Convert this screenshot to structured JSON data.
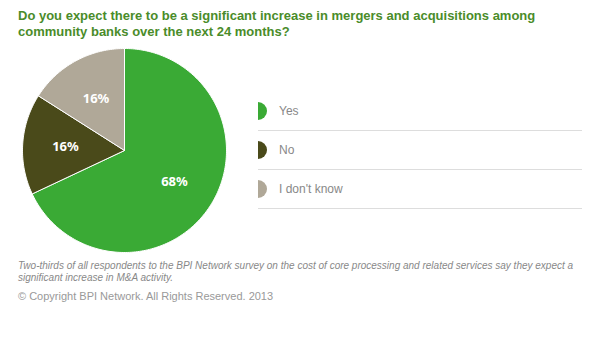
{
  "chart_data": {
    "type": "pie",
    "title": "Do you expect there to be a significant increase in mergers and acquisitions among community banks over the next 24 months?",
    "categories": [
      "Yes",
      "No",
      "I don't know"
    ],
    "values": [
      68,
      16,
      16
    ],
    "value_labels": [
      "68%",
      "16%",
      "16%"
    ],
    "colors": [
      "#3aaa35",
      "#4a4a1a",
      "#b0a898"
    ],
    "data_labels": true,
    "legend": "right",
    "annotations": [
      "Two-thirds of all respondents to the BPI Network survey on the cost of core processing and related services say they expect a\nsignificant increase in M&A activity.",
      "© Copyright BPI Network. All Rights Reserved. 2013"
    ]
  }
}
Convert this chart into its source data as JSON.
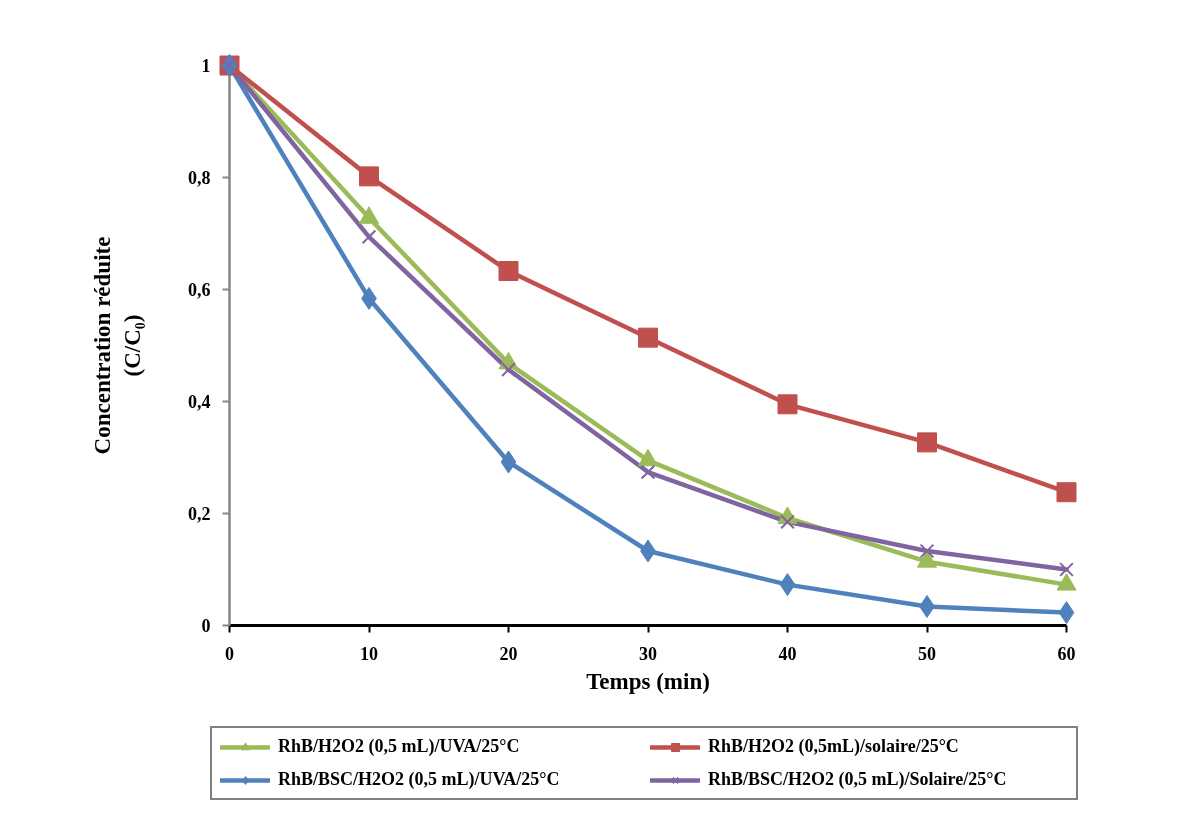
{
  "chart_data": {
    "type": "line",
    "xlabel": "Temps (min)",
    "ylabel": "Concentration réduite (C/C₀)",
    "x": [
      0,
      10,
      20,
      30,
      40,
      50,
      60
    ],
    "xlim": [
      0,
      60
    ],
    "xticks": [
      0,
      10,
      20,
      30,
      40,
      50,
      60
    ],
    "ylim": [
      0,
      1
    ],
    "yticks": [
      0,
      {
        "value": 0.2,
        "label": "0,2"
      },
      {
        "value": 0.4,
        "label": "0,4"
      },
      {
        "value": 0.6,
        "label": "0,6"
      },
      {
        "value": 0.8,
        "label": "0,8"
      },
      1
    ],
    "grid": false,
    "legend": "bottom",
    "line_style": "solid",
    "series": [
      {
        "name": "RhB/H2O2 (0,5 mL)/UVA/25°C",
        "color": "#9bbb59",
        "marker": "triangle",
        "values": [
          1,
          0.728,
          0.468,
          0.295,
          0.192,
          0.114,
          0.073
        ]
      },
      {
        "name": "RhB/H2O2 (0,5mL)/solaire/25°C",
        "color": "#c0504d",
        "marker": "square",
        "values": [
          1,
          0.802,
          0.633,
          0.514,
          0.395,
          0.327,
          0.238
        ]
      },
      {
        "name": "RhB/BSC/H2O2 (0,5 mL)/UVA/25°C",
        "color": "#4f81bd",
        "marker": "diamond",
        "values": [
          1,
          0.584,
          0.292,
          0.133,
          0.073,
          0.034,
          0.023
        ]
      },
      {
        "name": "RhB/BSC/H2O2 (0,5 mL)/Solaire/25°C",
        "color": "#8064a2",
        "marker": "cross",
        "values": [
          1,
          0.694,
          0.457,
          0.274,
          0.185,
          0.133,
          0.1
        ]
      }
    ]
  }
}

# # #

Exercise description. Exactly reproduce the entries above, minus the pictures.

Exercise answer.
Convert this screenshot to structured JSON data.
{
  "chart_data": {
    "type": "pie",
    "title": "Do you expect there to be a significant increase in mergers and acquisitions among community banks over the next 24 months?",
    "categories": [
      "Yes",
      "No",
      "I don't know"
    ],
    "values": [
      68,
      16,
      16
    ],
    "value_labels": [
      "68%",
      "16%",
      "16%"
    ],
    "colors": [
      "#3aaa35",
      "#4a4a1a",
      "#b0a898"
    ],
    "data_labels": true,
    "legend": "right",
    "annotations": [
      "Two-thirds of all respondents to the BPI Network survey on the cost of core processing and related services say they expect a\nsignificant increase in M&A activity.",
      "© Copyright BPI Network. All Rights Reserved. 2013"
    ]
  }
}
Convert this chart into its source data as JSON.
{
  "chart_data": {
    "type": "line",
    "xlabel": "Temps (min)",
    "ylabel": "Concentration réduite (C/C₀)",
    "x": [
      0,
      10,
      20,
      30,
      40,
      50,
      60
    ],
    "xlim": [
      0,
      60
    ],
    "xticks": [
      0,
      10,
      20,
      30,
      40,
      50,
      60
    ],
    "ylim": [
      0,
      1
    ],
    "yticks": [
      0,
      {
        "value": 0.2,
        "label": "0,2"
      },
      {
        "value": 0.4,
        "label": "0,4"
      },
      {
        "value": 0.6,
        "label": "0,6"
      },
      {
        "value": 0.8,
        "label": "0,8"
      },
      1
    ],
    "grid": false,
    "legend": "bottom",
    "line_style": "solid",
    "series": [
      {
        "name": "RhB/H2O2 (0,5 mL)/UVA/25°C",
        "color": "#9bbb59",
        "marker": "triangle",
        "values": [
          1,
          0.728,
          0.468,
          0.295,
          0.192,
          0.114,
          0.073
        ]
      },
      {
        "name": "RhB/H2O2 (0,5mL)/solaire/25°C",
        "color": "#c0504d",
        "marker": "square",
        "values": [
          1,
          0.802,
          0.633,
          0.514,
          0.395,
          0.327,
          0.238
        ]
      },
      {
        "name": "RhB/BSC/H2O2 (0,5 mL)/UVA/25°C",
        "color": "#4f81bd",
        "marker": "diamond",
        "values": [
          1,
          0.584,
          0.292,
          0.133,
          0.073,
          0.034,
          0.023
        ]
      },
      {
        "name": "RhB/BSC/H2O2 (0,5 mL)/Solaire/25°C",
        "color": "#8064a2",
        "marker": "cross",
        "values": [
          1,
          0.694,
          0.457,
          0.274,
          0.185,
          0.133,
          0.1
        ]
      }
    ]
  }
}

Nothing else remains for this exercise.